#### Material provided ####
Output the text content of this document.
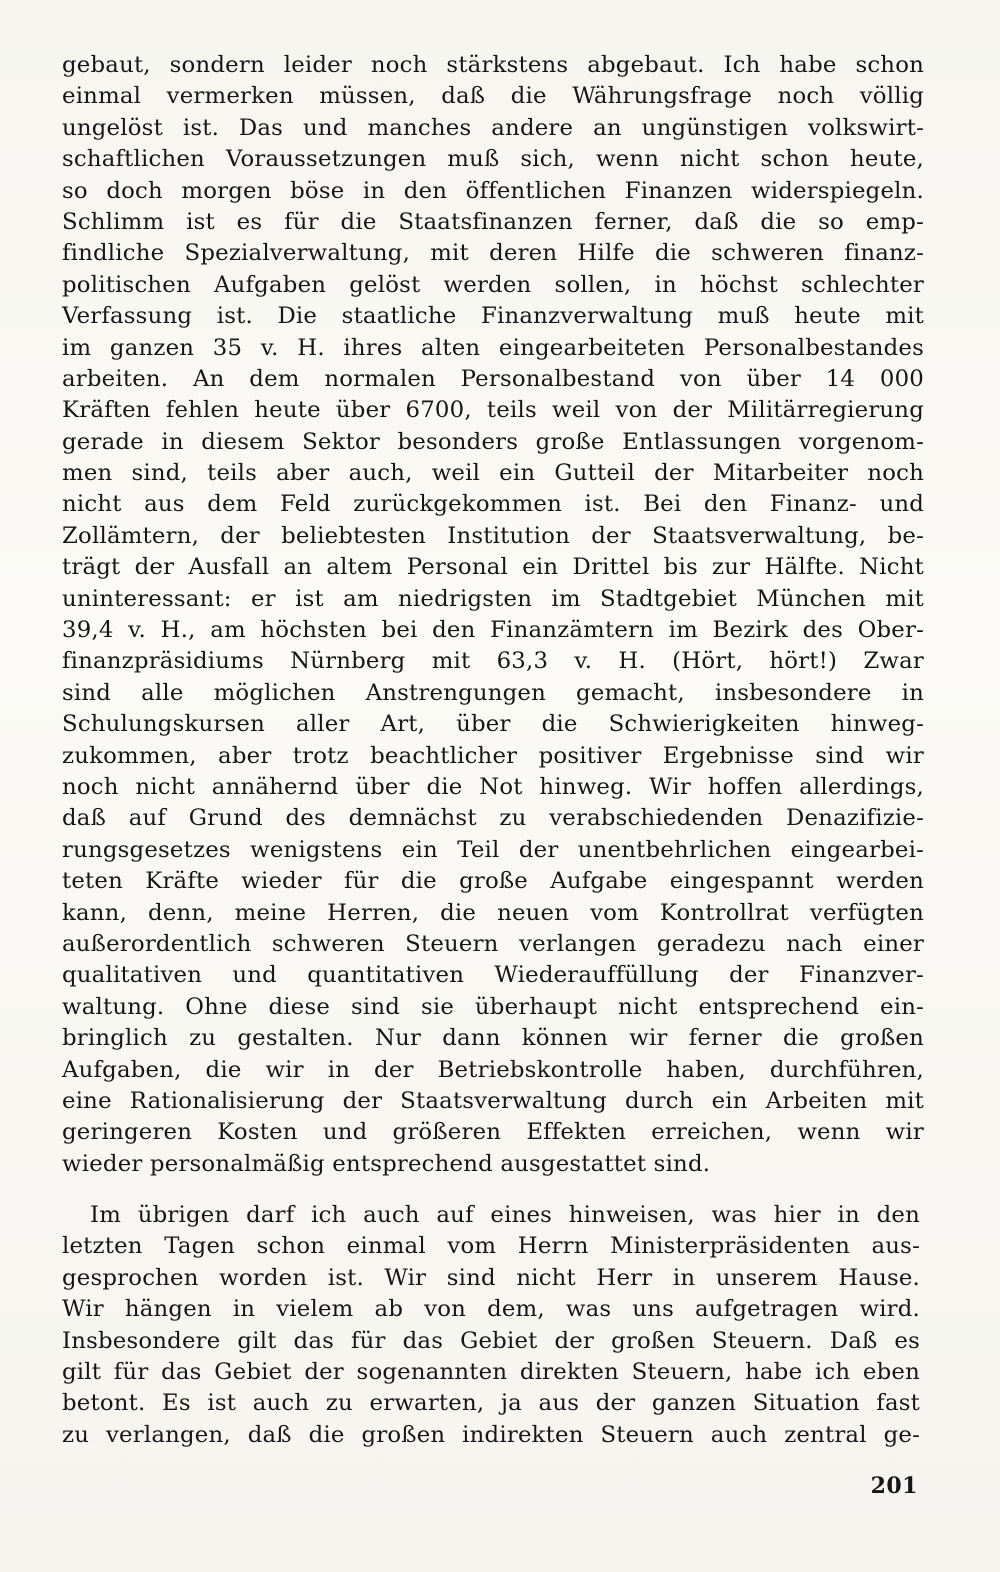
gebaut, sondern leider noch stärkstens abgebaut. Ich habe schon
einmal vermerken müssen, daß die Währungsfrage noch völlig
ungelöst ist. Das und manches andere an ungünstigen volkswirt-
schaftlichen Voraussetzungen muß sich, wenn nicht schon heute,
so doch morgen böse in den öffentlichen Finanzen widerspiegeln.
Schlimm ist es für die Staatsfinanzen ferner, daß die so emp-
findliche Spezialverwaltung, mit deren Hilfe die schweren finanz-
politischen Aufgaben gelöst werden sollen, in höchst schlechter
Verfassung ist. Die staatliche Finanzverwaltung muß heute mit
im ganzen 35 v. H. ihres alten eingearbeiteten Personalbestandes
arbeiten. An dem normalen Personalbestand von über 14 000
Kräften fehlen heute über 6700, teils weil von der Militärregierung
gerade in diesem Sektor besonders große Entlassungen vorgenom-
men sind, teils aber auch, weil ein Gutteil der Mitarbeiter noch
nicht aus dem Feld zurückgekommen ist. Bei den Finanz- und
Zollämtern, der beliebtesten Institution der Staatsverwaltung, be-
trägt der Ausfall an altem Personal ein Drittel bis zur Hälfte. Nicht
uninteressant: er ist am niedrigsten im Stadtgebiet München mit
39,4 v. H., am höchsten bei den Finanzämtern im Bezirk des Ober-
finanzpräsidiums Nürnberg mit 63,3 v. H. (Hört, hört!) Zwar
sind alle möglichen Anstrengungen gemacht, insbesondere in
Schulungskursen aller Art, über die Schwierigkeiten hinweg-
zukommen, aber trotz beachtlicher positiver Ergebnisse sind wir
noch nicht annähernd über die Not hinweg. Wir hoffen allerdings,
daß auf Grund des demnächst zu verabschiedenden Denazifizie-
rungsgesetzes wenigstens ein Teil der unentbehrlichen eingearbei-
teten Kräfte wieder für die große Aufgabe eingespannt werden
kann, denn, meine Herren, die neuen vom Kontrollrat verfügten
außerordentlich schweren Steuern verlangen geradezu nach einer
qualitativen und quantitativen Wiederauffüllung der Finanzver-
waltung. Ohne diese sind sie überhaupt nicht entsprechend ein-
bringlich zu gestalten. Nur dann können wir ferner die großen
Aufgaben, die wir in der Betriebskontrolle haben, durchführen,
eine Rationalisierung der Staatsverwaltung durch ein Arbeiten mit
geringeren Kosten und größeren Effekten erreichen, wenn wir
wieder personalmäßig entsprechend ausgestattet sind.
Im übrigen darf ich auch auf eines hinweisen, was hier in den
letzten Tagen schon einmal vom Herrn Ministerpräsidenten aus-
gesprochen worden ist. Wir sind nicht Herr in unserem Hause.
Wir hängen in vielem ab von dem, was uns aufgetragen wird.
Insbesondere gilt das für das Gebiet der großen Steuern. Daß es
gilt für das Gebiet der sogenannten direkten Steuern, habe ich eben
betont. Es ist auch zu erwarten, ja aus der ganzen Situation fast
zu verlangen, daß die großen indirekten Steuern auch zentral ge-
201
####
* **Task directions**
Take the listing above and retype it exactly. Its pictures are to be omitted.

* **Written response**
Output the text content of this document.
gebaut, sondern leider noch stärkstens abgebaut. Ich habe schon
einmal vermerken müssen, daß die Währungsfrage noch völlig
ungelöst ist. Das und manches andere an ungünstigen volkswirt-
schaftlichen Voraussetzungen muß sich, wenn nicht schon heute,
so doch morgen böse in den öffentlichen Finanzen widerspiegeln.
Schlimm ist es für die Staatsfinanzen ferner, daß die so emp-
findliche Spezialverwaltung, mit deren Hilfe die schweren finanz-
politischen Aufgaben gelöst werden sollen, in höchst schlechter
Verfassung ist. Die staatliche Finanzverwaltung muß heute mit
im ganzen 35 v. H. ihres alten eingearbeiteten Personalbestandes
arbeiten. An dem normalen Personalbestand von über 14 000
Kräften fehlen heute über 6700, teils weil von der Militärregierung
gerade in diesem Sektor besonders große Entlassungen vorgenom-
men sind, teils aber auch, weil ein Gutteil der Mitarbeiter noch
nicht aus dem Feld zurückgekommen ist. Bei den Finanz- und
Zollämtern, der beliebtesten Institution der Staatsverwaltung, be-
trägt der Ausfall an altem Personal ein Drittel bis zur Hälfte. Nicht
uninteressant: er ist am niedrigsten im Stadtgebiet München mit
39,4 v. H., am höchsten bei den Finanzämtern im Bezirk des Ober-
finanzpräsidiums Nürnberg mit 63,3 v. H. (Hört, hört!) Zwar
sind alle möglichen Anstrengungen gemacht, insbesondere in
Schulungskursen aller Art, über die Schwierigkeiten hinweg-
zukommen, aber trotz beachtlicher positiver Ergebnisse sind wir
noch nicht annähernd über die Not hinweg. Wir hoffen allerdings,
daß auf Grund des demnächst zu verabschiedenden Denazifizie-
rungsgesetzes wenigstens ein Teil der unentbehrlichen eingearbei-
teten Kräfte wieder für die große Aufgabe eingespannt werden
kann, denn, meine Herren, die neuen vom Kontrollrat verfügten
außerordentlich schweren Steuern verlangen geradezu nach einer
qualitativen und quantitativen Wiederauffüllung der Finanzver-
waltung. Ohne diese sind sie überhaupt nicht entsprechend ein-
bringlich zu gestalten. Nur dann können wir ferner die großen
Aufgaben, die wir in der Betriebskontrolle haben, durchführen,
eine Rationalisierung der Staatsverwaltung durch ein Arbeiten mit
geringeren Kosten und größeren Effekten erreichen, wenn wir
wieder personalmäßig entsprechend ausgestattet sind.
Im übrigen darf ich auch auf eines hinweisen, was hier in den
letzten Tagen schon einmal vom Herrn Ministerpräsidenten aus-
gesprochen worden ist. Wir sind nicht Herr in unserem Hause.
Wir hängen in vielem ab von dem, was uns aufgetragen wird.
Insbesondere gilt das für das Gebiet der großen Steuern. Daß es
gilt für das Gebiet der sogenannten direkten Steuern, habe ich eben
betont. Es ist auch zu erwarten, ja aus der ganzen Situation fast
zu verlangen, daß die großen indirekten Steuern auch zentral ge-
201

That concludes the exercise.